Designing enzyme-based platforms for biocatalysis

Biocatalysis can offer many advantages for pharmaceutical manufacturing. Gjalt Huisman, Codexis, reviews some recent technological advances in enzyme optimisation technologies and new platform developments that have broadened the scope and capabilities of biocatalysts

Pharmaceutical manufacturers are showing increased interest in incorporating biocatalysis into manufacturing processes. Using enzymatic approaches in place of traditional chemical synthesis can offer a number of advantages. Enzymes are naturally occurring catalysts that can often provide higher activity and selectivity compared with chemical catalysts, producing a higher yield of chemical product. Enzyme-based processes can be faster and less onerous than traditional syntheses, achieving results with fewer processing steps. Reducing the number of steps can also save considerably on manufacturing costs as a result of the reduced labour and materials requirements, and mean faster delivery of product.

Enzymes are particularly useful for generating isomerically pure pharmaceuticals and fine chemicals. Their chiral active sites can discriminate between different stereoisomers and regioisomers for enantio- and regioselective chiral chemistry.1,2 These advantages can help further to reduce costs and offer considerable benefits for drug development and manufacturing.

> What to work on
a) Do these statements agree with the biocatalysis excerpt? Answer yes or no for each, quoting the deciding words. (i) Enzyme-based processes can reach results with fewer processing steps. (ii) Enzymes are described as synthetic catalysts. (iii) The chiral active sites of enzymes cannot tell different stereoisomers apart.
b) Using the biocatalysis excerpt, answer these questions:
(i) Which company is Gjalt Huisman with?
(ii) Which two kinds of products are enzymes said to be particularly useful for generating in isomerically pure form?
(iii) Which two reduced requirements are said to save on manufacturing costs?

> Dataset records
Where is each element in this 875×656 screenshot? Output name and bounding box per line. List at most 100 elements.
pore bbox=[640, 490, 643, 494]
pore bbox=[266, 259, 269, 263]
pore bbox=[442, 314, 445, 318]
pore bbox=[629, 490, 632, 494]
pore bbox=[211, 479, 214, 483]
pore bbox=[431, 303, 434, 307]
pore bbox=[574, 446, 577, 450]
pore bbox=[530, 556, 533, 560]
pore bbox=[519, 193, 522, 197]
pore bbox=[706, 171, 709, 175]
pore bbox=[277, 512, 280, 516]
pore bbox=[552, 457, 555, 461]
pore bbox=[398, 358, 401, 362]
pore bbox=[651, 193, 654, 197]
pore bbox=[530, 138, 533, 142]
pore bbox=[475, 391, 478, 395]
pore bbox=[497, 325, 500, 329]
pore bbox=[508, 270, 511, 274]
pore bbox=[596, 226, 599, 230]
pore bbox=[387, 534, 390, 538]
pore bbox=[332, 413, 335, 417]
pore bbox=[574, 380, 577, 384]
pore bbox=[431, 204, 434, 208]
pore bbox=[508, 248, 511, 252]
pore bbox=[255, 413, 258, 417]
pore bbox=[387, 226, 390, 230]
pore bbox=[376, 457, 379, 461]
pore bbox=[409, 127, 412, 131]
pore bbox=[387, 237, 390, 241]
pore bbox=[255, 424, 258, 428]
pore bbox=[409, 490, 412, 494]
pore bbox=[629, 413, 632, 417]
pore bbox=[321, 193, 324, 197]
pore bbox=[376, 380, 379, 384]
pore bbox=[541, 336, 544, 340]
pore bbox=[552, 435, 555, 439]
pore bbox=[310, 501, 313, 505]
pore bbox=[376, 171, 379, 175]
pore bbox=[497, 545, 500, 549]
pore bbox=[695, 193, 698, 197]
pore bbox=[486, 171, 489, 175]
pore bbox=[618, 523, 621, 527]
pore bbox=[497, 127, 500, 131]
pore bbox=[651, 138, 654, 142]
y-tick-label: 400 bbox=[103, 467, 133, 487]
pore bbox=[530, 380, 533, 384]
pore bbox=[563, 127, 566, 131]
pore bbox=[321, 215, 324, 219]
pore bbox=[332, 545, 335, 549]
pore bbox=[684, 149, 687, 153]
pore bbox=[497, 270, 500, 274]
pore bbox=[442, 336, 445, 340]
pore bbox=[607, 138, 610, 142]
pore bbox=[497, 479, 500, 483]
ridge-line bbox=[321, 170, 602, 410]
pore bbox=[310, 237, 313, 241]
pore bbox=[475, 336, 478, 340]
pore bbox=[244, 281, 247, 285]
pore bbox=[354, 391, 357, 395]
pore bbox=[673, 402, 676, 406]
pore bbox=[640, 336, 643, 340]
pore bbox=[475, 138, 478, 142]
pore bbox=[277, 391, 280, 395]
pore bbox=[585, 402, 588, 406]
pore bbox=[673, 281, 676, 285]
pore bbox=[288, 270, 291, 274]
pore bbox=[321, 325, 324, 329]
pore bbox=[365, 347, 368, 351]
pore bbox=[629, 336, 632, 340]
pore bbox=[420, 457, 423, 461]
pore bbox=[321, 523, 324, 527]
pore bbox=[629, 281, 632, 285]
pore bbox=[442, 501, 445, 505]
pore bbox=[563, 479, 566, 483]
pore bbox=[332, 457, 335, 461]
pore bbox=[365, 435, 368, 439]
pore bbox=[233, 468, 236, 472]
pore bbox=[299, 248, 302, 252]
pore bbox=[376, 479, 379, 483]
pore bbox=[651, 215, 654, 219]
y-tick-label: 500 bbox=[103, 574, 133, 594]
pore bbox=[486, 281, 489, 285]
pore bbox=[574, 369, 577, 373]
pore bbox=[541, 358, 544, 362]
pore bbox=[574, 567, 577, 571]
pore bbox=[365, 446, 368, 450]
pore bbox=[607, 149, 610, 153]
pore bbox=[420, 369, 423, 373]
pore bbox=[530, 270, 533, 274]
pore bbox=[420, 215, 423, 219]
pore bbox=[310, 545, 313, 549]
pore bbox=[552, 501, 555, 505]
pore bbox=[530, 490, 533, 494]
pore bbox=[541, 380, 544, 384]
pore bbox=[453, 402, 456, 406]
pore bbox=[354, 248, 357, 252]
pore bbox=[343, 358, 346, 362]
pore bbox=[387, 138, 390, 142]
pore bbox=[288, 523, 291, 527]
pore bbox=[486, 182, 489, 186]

> Numbered responses
a)
(i) Yes: "achieving results with fewer processing steps"
(ii) No: "Enzymes are naturally occurring catalysts"
(iii) No: "Their chiral active sites can discriminate between different stereoisomers and regioisomers"

b)
(i) Codexis
(ii) Pharmaceuticals and fine chemicals
(iii) Labour and materials